Set task:
Output every entry exactly as written, skipping any pictures.
▼▼▼
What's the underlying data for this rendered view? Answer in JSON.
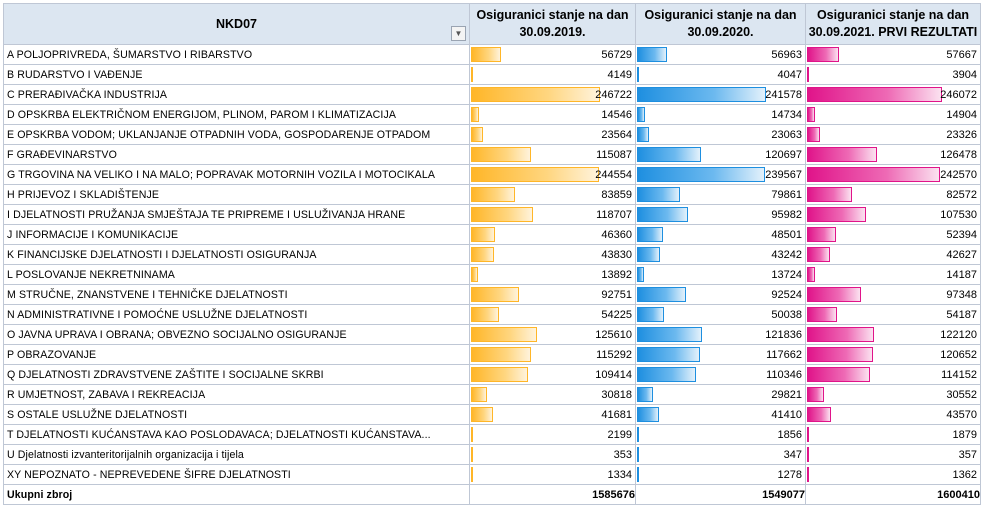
{
  "table": {
    "header_label": "NKD07",
    "columns": [
      {
        "line1": "Osiguranici stanje na dan",
        "line2": "30.09.2019."
      },
      {
        "line1": "Osiguranici stanje na dan",
        "line2": "30.09.2020."
      },
      {
        "line1": "Osiguranici stanje na dan",
        "line2": "30.09.2021. PRVI REZULTATI"
      }
    ],
    "bar_colors": [
      "#ffb628",
      "#1e8fe0",
      "#e0148a"
    ],
    "bar_max": 246722,
    "rows": [
      {
        "label": "A POLJOPRIVREDA, ŠUMARSTVO I RIBARSTVO",
        "values": [
          56729,
          56963,
          57667
        ]
      },
      {
        "label": "B RUDARSTVO I VAĐENJE",
        "values": [
          4149,
          4047,
          3904
        ]
      },
      {
        "label": "C PRERAĐIVAČKA INDUSTRIJA",
        "values": [
          246722,
          241578,
          246072
        ]
      },
      {
        "label": "D OPSKRBA ELEKTRIČNOM ENERGIJOM, PLINOM, PAROM I KLIMATIZACIJA",
        "values": [
          14546,
          14734,
          14904
        ]
      },
      {
        "label": "E OPSKRBA VODOM; UKLANJANJE OTPADNIH VODA, GOSPODARENJE OTPADOM",
        "values": [
          23564,
          23063,
          23326
        ]
      },
      {
        "label": "F GRAĐEVINARSTVO",
        "values": [
          115087,
          120697,
          126478
        ]
      },
      {
        "label": "G TRGOVINA NA VELIKO I NA MALO; POPRAVAK MOTORNIH VOZILA I MOTOCIKALA",
        "values": [
          244554,
          239567,
          242570
        ]
      },
      {
        "label": "H PRIJEVOZ I SKLADIŠTENJE",
        "values": [
          83859,
          79861,
          82572
        ]
      },
      {
        "label": "I DJELATNOSTI PRUŽANJA SMJEŠTAJA TE PRIPREME I USLUŽIVANJA HRANE",
        "values": [
          118707,
          95982,
          107530
        ]
      },
      {
        "label": "J INFORMACIJE I KOMUNIKACIJE",
        "values": [
          46360,
          48501,
          52394
        ]
      },
      {
        "label": "K FINANCIJSKE DJELATNOSTI I DJELATNOSTI OSIGURANJA",
        "values": [
          43830,
          43242,
          42627
        ]
      },
      {
        "label": "L POSLOVANJE NEKRETNINAMA",
        "values": [
          13892,
          13724,
          14187
        ]
      },
      {
        "label": "M STRUČNE, ZNANSTVENE I TEHNIČKE DJELATNOSTI",
        "values": [
          92751,
          92524,
          97348
        ]
      },
      {
        "label": "N ADMINISTRATIVNE I POMOĆNE USLUŽNE DJELATNOSTI",
        "values": [
          54225,
          50038,
          54187
        ]
      },
      {
        "label": "O JAVNA UPRAVA I OBRANA; OBVEZNO SOCIJALNO OSIGURANJE",
        "values": [
          125610,
          121836,
          122120
        ]
      },
      {
        "label": "P OBRAZOVANJE",
        "values": [
          115292,
          117662,
          120652
        ]
      },
      {
        "label": "Q DJELATNOSTI ZDRAVSTVENE ZAŠTITE I SOCIJALNE SKRBI",
        "values": [
          109414,
          110346,
          114152
        ]
      },
      {
        "label": "R UMJETNOST, ZABAVA I REKREACIJA",
        "values": [
          30818,
          29821,
          30552
        ]
      },
      {
        "label": "S OSTALE USLUŽNE DJELATNOSTI",
        "values": [
          41681,
          41410,
          43570
        ]
      },
      {
        "label": "T DJELATNOSTI KUĆANSTAVA KAO POSLODAVACA; DJELATNOSTI KUĆANSTAVA...",
        "values": [
          2199,
          1856,
          1879
        ]
      },
      {
        "label": "U Djelatnosti izvanteritorijalnih organizacija i tijela",
        "values": [
          353,
          347,
          357
        ]
      },
      {
        "label": "XY NEPOZNATO - NEPREVEDENE ŠIFRE DJELATNOSTI",
        "values": [
          1334,
          1278,
          1362
        ]
      }
    ],
    "total": {
      "label": "Ukupni zbroj",
      "values": [
        1585676,
        1549077,
        1600410
      ]
    }
  }
}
▲▲▲
Result below:
What's the underlying data for this rendered view? Answer in JSON.
{
  "table": {
    "header_label": "NKD07",
    "columns": [
      {
        "line1": "Osiguranici stanje na dan",
        "line2": "30.09.2019."
      },
      {
        "line1": "Osiguranici stanje na dan",
        "line2": "30.09.2020."
      },
      {
        "line1": "Osiguranici stanje na dan",
        "line2": "30.09.2021. PRVI REZULTATI"
      }
    ],
    "bar_colors": [
      "#ffb628",
      "#1e8fe0",
      "#e0148a"
    ],
    "bar_max": 246722,
    "rows": [
      {
        "label": "A POLJOPRIVREDA, ŠUMARSTVO I RIBARSTVO",
        "values": [
          56729,
          56963,
          57667
        ]
      },
      {
        "label": "B RUDARSTVO I VAĐENJE",
        "values": [
          4149,
          4047,
          3904
        ]
      },
      {
        "label": "C PRERAĐIVAČKA INDUSTRIJA",
        "values": [
          246722,
          241578,
          246072
        ]
      },
      {
        "label": "D OPSKRBA ELEKTRIČNOM ENERGIJOM, PLINOM, PAROM I KLIMATIZACIJA",
        "values": [
          14546,
          14734,
          14904
        ]
      },
      {
        "label": "E OPSKRBA VODOM; UKLANJANJE OTPADNIH VODA, GOSPODARENJE OTPADOM",
        "values": [
          23564,
          23063,
          23326
        ]
      },
      {
        "label": "F GRAĐEVINARSTVO",
        "values": [
          115087,
          120697,
          126478
        ]
      },
      {
        "label": "G TRGOVINA NA VELIKO I NA MALO; POPRAVAK MOTORNIH VOZILA I MOTOCIKALA",
        "values": [
          244554,
          239567,
          242570
        ]
      },
      {
        "label": "H PRIJEVOZ I SKLADIŠTENJE",
        "values": [
          83859,
          79861,
          82572
        ]
      },
      {
        "label": "I DJELATNOSTI PRUŽANJA SMJEŠTAJA TE PRIPREME I USLUŽIVANJA HRANE",
        "values": [
          118707,
          95982,
          107530
        ]
      },
      {
        "label": "J INFORMACIJE I KOMUNIKACIJE",
        "values": [
          46360,
          48501,
          52394
        ]
      },
      {
        "label": "K FINANCIJSKE DJELATNOSTI I DJELATNOSTI OSIGURANJA",
        "values": [
          43830,
          43242,
          42627
        ]
      },
      {
        "label": "L POSLOVANJE NEKRETNINAMA",
        "values": [
          13892,
          13724,
          14187
        ]
      },
      {
        "label": "M STRUČNE, ZNANSTVENE I TEHNIČKE DJELATNOSTI",
        "values": [
          92751,
          92524,
          97348
        ]
      },
      {
        "label": "N ADMINISTRATIVNE I POMOĆNE USLUŽNE DJELATNOSTI",
        "values": [
          54225,
          50038,
          54187
        ]
      },
      {
        "label": "O JAVNA UPRAVA I OBRANA; OBVEZNO SOCIJALNO OSIGURANJE",
        "values": [
          125610,
          121836,
          122120
        ]
      },
      {
        "label": "P OBRAZOVANJE",
        "values": [
          115292,
          117662,
          120652
        ]
      },
      {
        "label": "Q DJELATNOSTI ZDRAVSTVENE ZAŠTITE I SOCIJALNE SKRBI",
        "values": [
          109414,
          110346,
          114152
        ]
      },
      {
        "label": "R UMJETNOST, ZABAVA I REKREACIJA",
        "values": [
          30818,
          29821,
          30552
        ]
      },
      {
        "label": "S OSTALE USLUŽNE DJELATNOSTI",
        "values": [
          41681,
          41410,
          43570
        ]
      },
      {
        "label": "T DJELATNOSTI KUĆANSTAVA KAO POSLODAVACA; DJELATNOSTI KUĆANSTAVA...",
        "values": [
          2199,
          1856,
          1879
        ]
      },
      {
        "label": "U Djelatnosti izvanteritorijalnih organizacija i tijela",
        "values": [
          353,
          347,
          357
        ]
      },
      {
        "label": "XY NEPOZNATO - NEPREVEDENE ŠIFRE DJELATNOSTI",
        "values": [
          1334,
          1278,
          1362
        ]
      }
    ],
    "total": {
      "label": "Ukupni zbroj",
      "values": [
        1585676,
        1549077,
        1600410
      ]
    }
  }
}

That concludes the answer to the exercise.